Lines of data

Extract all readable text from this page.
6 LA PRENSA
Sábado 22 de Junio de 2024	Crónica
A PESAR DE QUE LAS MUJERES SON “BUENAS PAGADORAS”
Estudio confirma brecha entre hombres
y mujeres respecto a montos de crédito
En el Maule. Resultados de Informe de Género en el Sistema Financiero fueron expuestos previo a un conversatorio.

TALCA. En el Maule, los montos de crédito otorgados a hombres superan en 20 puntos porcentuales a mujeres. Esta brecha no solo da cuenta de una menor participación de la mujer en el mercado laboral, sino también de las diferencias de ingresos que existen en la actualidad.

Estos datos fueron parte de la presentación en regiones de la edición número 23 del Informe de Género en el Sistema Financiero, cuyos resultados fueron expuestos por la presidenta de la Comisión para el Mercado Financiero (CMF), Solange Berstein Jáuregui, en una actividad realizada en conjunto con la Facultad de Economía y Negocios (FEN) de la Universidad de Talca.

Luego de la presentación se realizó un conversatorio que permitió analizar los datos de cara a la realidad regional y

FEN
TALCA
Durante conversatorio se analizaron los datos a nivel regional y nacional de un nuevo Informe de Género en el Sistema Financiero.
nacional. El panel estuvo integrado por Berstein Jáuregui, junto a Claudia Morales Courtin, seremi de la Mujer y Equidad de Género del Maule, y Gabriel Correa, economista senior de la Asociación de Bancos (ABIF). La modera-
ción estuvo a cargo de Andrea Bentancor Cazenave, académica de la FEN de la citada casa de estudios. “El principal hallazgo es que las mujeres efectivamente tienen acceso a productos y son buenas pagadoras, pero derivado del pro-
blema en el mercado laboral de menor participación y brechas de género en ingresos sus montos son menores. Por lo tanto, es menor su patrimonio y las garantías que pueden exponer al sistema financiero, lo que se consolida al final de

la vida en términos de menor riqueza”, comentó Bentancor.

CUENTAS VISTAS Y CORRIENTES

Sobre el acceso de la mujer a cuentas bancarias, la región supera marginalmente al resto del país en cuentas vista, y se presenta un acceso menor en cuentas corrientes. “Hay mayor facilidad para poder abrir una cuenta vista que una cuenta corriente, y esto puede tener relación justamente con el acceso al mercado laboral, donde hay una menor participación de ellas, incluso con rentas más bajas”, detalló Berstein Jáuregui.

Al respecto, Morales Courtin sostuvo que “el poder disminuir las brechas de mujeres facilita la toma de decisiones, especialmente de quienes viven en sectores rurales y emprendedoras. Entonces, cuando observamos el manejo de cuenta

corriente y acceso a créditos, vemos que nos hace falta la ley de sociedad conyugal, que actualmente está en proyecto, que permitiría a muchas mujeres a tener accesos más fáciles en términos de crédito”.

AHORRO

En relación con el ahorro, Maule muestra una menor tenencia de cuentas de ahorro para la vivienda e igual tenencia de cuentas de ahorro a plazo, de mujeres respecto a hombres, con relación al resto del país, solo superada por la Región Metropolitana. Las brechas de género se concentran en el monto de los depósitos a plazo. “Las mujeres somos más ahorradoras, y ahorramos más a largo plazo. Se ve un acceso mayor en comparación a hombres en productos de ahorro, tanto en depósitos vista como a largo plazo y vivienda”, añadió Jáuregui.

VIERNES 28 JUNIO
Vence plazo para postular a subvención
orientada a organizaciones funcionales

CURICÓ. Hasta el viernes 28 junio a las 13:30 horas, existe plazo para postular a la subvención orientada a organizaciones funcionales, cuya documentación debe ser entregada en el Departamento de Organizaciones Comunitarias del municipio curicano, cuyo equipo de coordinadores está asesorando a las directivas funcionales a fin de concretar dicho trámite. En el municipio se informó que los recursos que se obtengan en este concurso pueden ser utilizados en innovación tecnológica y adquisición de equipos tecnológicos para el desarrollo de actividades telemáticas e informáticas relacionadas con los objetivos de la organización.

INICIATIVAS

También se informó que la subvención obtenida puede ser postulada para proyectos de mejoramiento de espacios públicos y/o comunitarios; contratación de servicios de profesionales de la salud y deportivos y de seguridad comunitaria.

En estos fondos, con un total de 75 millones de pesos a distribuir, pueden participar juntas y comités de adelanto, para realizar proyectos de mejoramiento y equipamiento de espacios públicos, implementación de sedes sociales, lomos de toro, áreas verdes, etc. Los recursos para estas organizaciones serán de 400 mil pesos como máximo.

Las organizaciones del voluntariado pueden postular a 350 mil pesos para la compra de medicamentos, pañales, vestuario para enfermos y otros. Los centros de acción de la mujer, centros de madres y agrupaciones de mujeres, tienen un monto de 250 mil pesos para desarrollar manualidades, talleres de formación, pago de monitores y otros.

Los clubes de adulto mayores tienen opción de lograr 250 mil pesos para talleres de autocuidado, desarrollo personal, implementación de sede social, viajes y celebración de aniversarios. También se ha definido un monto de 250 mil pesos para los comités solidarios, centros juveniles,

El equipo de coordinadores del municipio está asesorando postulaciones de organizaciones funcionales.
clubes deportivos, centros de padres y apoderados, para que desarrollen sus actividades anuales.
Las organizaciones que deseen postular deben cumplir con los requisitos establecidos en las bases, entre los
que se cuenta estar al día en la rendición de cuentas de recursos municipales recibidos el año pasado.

» **TO BE DONE**:
Repeat every record, exactly as written.

» **SOLUTION BELOW**:
Extract all readable text from this page.
6 LA PRENSA
Sábado 22 de Junio de 2024	Crónica
A PESAR DE QUE LAS MUJERES SON “BUENAS PAGADORAS”
Estudio confirma brecha entre hombres
y mujeres respecto a montos de crédito
En el Maule. Resultados de Informe de Género en el Sistema Financiero fueron expuestos previo a un conversatorio.

TALCA. En el Maule, los montos de crédito otorgados a hombres superan en 20 puntos porcentuales a mujeres. Esta brecha no solo da cuenta de una menor participación de la mujer en el mercado laboral, sino también de las diferencias de ingresos que existen en la actualidad.

Estos datos fueron parte de la presentación en regiones de la edición número 23 del Informe de Género en el Sistema Financiero, cuyos resultados fueron expuestos por la presidenta de la Comisión para el Mercado Financiero (CMF), Solange Berstein Jáuregui, en una actividad realizada en conjunto con la Facultad de Economía y Negocios (FEN) de la Universidad de Talca.

Luego de la presentación se realizó un conversatorio que permitió analizar los datos de cara a la realidad regional y

FEN
TALCA
Durante conversatorio se analizaron los datos a nivel regional y nacional de un nuevo Informe de Género en el Sistema Financiero.
nacional. El panel estuvo integrado por Berstein Jáuregui, junto a Claudia Morales Courtin, seremi de la Mujer y Equidad de Género del Maule, y Gabriel Correa, economista senior de la Asociación de Bancos (ABIF). La modera-
ción estuvo a cargo de Andrea Bentancor Cazenave, académica de la FEN de la citada casa de estudios. “El principal hallazgo es que las mujeres efectivamente tienen acceso a productos y son buenas pagadoras, pero derivado del pro-
blema en el mercado laboral de menor participación y brechas de género en ingresos sus montos son menores. Por lo tanto, es menor su patrimonio y las garantías que pueden exponer al sistema financiero, lo que se consolida al final de

la vida en términos de menor riqueza”, comentó Bentancor.

CUENTAS VISTAS Y CORRIENTES

Sobre el acceso de la mujer a cuentas bancarias, la región supera marginalmente al resto del país en cuentas vista, y se presenta un acceso menor en cuentas corrientes. “Hay mayor facilidad para poder abrir una cuenta vista que una cuenta corriente, y esto puede tener relación justamente con el acceso al mercado laboral, donde hay una menor participación de ellas, incluso con rentas más bajas”, detalló Berstein Jáuregui.

Al respecto, Morales Courtin sostuvo que “el poder disminuir las brechas de mujeres facilita la toma de decisiones, especialmente de quienes viven en sectores rurales y emprendedoras. Entonces, cuando observamos el manejo de cuenta

corriente y acceso a créditos, vemos que nos hace falta la ley de sociedad conyugal, que actualmente está en proyecto, que permitiría a muchas mujeres a tener accesos más fáciles en términos de crédito”.

AHORRO

En relación con el ahorro, Maule muestra una menor tenencia de cuentas de ahorro para la vivienda e igual tenencia de cuentas de ahorro a plazo, de mujeres respecto a hombres, con relación al resto del país, solo superada por la Región Metropolitana. Las brechas de género se concentran en el monto de los depósitos a plazo. “Las mujeres somos más ahorradoras, y ahorramos más a largo plazo. Se ve un acceso mayor en comparación a hombres en productos de ahorro, tanto en depósitos vista como a largo plazo y vivienda”, añadió Jáuregui.

VIERNES 28 JUNIO
Vence plazo para postular a subvención
orientada a organizaciones funcionales

CURICÓ. Hasta el viernes 28 junio a las 13:30 horas, existe plazo para postular a la subvención orientada a organizaciones funcionales, cuya documentación debe ser entregada en el Departamento de Organizaciones Comunitarias del municipio curicano, cuyo equipo de coordinadores está asesorando a las directivas funcionales a fin de concretar dicho trámite. En el municipio se informó que los recursos que se obtengan en este concurso pueden ser utilizados en innovación tecnológica y adquisición de equipos tecnológicos para el desarrollo de actividades telemáticas e informáticas relacionadas con los objetivos de la organización.

INICIATIVAS

También se informó que la subvención obtenida puede ser postulada para proyectos de mejoramiento de espacios públicos y/o comunitarios; contratación de servicios de profesionales de la salud y deportivos y de seguridad comunitaria.

En estos fondos, con un total de 75 millones de pesos a distribuir, pueden participar juntas y comités de adelanto, para realizar proyectos de mejoramiento y equipamiento de espacios públicos, implementación de sedes sociales, lomos de toro, áreas verdes, etc. Los recursos para estas organizaciones serán de 400 mil pesos como máximo.

Las organizaciones del voluntariado pueden postular a 350 mil pesos para la compra de medicamentos, pañales, vestuario para enfermos y otros. Los centros de acción de la mujer, centros de madres y agrupaciones de mujeres, tienen un monto de 250 mil pesos para desarrollar manualidades, talleres de formación, pago de monitores y otros.

Los clubes de adulto mayores tienen opción de lograr 250 mil pesos para talleres de autocuidado, desarrollo personal, implementación de sede social, viajes y celebración de aniversarios. También se ha definido un monto de 250 mil pesos para los comités solidarios, centros juveniles,

El equipo de coordinadores del municipio está asesorando postulaciones de organizaciones funcionales.
clubes deportivos, centros de padres y apoderados, para que desarrollen sus actividades anuales.
Las organizaciones que deseen postular deben cumplir con los requisitos establecidos en las bases, entre los
que se cuenta estar al día en la rendición de cuentas de recursos municipales recibidos el año pasado.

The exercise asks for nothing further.